[DIRECTIONS FOR THIS TASK]
Extract each line where the string "восстановления" shows up.

[Records]
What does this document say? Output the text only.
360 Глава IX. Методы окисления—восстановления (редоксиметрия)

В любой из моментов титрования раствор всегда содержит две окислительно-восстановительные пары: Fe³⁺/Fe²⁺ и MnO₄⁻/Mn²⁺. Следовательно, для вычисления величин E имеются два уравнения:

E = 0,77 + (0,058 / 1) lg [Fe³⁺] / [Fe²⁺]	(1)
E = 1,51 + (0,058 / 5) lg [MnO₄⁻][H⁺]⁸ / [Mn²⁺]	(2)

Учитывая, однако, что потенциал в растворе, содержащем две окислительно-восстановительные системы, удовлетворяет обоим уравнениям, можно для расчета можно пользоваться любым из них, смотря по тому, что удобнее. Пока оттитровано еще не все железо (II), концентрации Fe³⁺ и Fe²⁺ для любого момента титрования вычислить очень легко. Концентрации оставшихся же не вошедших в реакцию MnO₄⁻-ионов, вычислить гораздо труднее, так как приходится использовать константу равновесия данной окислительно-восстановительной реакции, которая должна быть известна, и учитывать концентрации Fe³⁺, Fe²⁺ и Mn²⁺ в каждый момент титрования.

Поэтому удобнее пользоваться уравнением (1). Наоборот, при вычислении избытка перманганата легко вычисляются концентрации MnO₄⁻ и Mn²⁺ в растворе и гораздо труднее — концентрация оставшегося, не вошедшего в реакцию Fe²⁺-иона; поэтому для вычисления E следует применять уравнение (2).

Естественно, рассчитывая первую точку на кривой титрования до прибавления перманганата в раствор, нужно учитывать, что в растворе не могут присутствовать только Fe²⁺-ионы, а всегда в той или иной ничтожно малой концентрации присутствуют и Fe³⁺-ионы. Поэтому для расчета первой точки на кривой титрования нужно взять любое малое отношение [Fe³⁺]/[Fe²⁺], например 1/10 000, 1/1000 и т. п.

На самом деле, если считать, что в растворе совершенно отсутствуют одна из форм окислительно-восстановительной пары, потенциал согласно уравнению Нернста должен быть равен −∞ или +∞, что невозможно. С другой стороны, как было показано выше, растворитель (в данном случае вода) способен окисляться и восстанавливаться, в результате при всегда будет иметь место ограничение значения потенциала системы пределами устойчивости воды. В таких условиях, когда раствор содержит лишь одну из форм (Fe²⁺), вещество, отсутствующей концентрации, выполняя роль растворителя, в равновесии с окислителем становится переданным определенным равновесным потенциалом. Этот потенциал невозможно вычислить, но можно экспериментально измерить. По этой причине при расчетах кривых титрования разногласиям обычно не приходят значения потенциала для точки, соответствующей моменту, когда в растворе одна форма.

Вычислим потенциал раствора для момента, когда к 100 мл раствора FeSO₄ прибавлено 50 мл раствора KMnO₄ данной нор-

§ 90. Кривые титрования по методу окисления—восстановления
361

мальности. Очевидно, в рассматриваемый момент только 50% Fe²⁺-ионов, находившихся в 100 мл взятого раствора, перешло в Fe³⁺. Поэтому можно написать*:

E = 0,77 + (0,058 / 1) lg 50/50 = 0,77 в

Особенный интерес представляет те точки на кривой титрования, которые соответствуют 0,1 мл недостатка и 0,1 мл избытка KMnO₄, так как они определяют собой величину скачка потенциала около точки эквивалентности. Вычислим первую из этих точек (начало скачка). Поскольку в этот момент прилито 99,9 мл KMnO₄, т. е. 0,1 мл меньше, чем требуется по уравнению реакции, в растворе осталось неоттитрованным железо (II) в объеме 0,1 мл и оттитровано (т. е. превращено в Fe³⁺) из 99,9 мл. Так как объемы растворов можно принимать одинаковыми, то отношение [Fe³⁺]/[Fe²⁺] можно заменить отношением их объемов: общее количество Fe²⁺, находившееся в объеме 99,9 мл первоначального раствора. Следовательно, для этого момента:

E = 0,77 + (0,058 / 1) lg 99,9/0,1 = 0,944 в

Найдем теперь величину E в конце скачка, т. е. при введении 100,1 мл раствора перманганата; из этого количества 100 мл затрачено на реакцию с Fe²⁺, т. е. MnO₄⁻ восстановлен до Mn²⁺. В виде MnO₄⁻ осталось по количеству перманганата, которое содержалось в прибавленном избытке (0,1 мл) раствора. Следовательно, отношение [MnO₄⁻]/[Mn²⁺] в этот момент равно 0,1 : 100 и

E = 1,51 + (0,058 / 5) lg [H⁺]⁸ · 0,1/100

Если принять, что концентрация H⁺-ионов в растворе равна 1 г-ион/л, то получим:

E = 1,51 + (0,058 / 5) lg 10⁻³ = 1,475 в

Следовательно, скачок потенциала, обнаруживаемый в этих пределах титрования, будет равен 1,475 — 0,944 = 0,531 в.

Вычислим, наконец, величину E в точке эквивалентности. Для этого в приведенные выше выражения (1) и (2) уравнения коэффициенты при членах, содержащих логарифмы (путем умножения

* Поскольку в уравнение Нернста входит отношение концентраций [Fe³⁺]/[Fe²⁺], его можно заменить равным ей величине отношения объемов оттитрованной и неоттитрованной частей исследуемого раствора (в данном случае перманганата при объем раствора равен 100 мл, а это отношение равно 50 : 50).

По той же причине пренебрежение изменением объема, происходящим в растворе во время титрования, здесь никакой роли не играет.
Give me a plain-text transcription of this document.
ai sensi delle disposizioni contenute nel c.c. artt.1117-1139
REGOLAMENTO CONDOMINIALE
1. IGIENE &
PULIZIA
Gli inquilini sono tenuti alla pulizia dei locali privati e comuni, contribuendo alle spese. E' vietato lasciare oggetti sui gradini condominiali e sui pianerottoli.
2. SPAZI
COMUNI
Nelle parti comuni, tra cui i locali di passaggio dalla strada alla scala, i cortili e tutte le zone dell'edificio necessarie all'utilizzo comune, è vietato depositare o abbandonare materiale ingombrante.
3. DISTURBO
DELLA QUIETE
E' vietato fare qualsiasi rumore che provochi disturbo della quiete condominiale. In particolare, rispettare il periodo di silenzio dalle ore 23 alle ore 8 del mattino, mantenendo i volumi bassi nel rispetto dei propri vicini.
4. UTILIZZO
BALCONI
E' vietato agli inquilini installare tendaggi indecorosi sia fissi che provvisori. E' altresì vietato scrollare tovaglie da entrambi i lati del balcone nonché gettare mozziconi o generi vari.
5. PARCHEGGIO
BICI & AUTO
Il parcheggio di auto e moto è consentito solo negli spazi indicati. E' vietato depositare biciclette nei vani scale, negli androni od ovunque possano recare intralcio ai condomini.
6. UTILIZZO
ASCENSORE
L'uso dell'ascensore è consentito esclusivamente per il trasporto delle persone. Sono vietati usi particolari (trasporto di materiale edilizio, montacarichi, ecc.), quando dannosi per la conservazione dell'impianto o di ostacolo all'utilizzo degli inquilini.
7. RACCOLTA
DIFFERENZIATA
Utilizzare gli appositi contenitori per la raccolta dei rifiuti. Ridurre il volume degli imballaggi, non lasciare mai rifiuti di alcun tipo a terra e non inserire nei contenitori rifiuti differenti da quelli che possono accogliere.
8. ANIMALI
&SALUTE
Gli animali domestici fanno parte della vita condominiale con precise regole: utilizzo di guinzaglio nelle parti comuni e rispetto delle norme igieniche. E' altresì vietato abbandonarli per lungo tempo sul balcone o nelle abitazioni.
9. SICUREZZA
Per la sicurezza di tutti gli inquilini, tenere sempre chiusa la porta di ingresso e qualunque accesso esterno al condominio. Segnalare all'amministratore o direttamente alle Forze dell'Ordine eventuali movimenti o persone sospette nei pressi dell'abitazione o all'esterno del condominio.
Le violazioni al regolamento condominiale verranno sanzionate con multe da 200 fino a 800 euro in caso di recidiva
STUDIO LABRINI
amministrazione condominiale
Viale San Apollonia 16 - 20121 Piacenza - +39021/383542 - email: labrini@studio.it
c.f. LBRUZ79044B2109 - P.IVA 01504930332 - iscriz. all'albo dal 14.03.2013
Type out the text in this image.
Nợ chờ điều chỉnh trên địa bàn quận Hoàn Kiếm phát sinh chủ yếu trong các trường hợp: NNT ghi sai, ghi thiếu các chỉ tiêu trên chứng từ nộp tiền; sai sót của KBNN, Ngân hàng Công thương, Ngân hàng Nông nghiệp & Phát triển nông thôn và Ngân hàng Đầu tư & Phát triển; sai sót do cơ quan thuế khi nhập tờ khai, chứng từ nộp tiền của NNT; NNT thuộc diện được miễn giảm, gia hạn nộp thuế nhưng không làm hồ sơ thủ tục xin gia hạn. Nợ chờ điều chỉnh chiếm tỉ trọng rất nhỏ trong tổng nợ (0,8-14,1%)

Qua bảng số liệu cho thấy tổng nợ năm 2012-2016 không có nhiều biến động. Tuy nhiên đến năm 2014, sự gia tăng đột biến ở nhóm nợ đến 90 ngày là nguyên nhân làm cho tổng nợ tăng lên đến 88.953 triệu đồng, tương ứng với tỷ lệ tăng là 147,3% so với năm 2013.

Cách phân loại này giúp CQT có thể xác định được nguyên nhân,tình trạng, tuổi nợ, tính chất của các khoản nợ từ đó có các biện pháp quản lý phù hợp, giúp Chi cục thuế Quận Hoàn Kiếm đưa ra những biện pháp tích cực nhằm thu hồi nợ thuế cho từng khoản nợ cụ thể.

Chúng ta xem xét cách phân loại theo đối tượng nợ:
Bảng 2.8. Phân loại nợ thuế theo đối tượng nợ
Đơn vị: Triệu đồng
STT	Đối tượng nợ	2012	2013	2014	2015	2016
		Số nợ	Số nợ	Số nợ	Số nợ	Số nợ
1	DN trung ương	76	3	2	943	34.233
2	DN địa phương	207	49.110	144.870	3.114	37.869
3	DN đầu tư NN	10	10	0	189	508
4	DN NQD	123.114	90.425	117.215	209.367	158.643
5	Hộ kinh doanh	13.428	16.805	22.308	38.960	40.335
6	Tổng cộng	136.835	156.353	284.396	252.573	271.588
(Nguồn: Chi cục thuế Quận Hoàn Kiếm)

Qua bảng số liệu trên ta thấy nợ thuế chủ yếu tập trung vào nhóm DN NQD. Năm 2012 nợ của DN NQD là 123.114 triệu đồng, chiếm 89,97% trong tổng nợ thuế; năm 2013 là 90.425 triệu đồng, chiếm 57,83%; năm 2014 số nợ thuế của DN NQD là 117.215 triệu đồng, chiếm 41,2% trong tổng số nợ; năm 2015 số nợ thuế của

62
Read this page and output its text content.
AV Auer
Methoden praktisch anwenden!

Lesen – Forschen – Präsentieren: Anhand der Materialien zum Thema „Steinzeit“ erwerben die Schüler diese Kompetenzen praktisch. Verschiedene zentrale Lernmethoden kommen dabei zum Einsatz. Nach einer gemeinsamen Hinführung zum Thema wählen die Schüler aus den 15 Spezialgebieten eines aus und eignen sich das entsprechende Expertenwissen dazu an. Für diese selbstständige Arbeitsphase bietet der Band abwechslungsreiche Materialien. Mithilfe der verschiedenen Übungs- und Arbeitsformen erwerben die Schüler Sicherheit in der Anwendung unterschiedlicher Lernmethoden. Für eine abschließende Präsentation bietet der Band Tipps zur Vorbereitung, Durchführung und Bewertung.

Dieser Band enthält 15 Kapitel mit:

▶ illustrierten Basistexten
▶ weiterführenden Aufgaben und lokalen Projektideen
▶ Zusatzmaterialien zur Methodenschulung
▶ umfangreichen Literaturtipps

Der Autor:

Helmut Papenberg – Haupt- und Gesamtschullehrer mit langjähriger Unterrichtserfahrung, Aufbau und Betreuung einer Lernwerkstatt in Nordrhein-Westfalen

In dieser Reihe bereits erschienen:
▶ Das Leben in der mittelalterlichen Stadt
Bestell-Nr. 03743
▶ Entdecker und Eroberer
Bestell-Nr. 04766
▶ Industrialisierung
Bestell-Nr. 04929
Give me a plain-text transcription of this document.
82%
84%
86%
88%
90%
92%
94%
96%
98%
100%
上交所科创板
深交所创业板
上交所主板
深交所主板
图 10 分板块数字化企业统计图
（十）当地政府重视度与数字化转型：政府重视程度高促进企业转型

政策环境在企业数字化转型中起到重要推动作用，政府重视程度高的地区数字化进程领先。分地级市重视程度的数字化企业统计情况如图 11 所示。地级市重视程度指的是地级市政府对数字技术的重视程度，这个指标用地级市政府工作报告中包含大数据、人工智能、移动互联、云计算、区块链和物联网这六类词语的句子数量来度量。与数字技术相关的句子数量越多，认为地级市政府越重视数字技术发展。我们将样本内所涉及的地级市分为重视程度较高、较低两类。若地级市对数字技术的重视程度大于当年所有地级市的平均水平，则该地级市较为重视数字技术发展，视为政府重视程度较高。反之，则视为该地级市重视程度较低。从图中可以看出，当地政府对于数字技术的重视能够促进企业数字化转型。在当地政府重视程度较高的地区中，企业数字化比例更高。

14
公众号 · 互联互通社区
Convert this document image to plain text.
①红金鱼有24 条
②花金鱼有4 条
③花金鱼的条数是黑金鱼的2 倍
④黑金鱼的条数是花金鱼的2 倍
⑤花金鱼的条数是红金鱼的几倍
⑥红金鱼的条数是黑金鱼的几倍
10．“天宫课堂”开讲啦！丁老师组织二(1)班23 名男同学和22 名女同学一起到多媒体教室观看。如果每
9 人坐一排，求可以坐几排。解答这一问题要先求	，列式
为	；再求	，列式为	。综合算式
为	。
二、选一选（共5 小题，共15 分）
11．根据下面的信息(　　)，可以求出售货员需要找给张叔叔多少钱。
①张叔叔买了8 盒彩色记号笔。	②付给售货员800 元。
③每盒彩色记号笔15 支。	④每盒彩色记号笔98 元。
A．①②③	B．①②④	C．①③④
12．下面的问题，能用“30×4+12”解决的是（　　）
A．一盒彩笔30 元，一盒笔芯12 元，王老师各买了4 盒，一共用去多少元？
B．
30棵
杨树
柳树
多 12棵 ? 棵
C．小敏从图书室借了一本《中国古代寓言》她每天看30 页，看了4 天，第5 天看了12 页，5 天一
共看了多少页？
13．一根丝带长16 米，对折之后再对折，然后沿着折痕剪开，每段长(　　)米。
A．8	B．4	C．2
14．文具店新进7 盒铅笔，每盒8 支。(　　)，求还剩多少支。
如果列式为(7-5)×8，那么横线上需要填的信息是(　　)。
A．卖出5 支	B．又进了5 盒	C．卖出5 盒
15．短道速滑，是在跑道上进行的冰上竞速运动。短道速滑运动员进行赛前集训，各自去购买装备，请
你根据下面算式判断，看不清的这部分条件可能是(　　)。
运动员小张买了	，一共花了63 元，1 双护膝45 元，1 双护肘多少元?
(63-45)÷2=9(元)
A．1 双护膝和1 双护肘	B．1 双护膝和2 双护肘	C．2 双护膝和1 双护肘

[SOLUTION TO THE PROBLEM]
360 Глава IX. Методы окисления—восстановления (редоксиметрия)
§ 90. Кривые титрования по методу окисления—восстановления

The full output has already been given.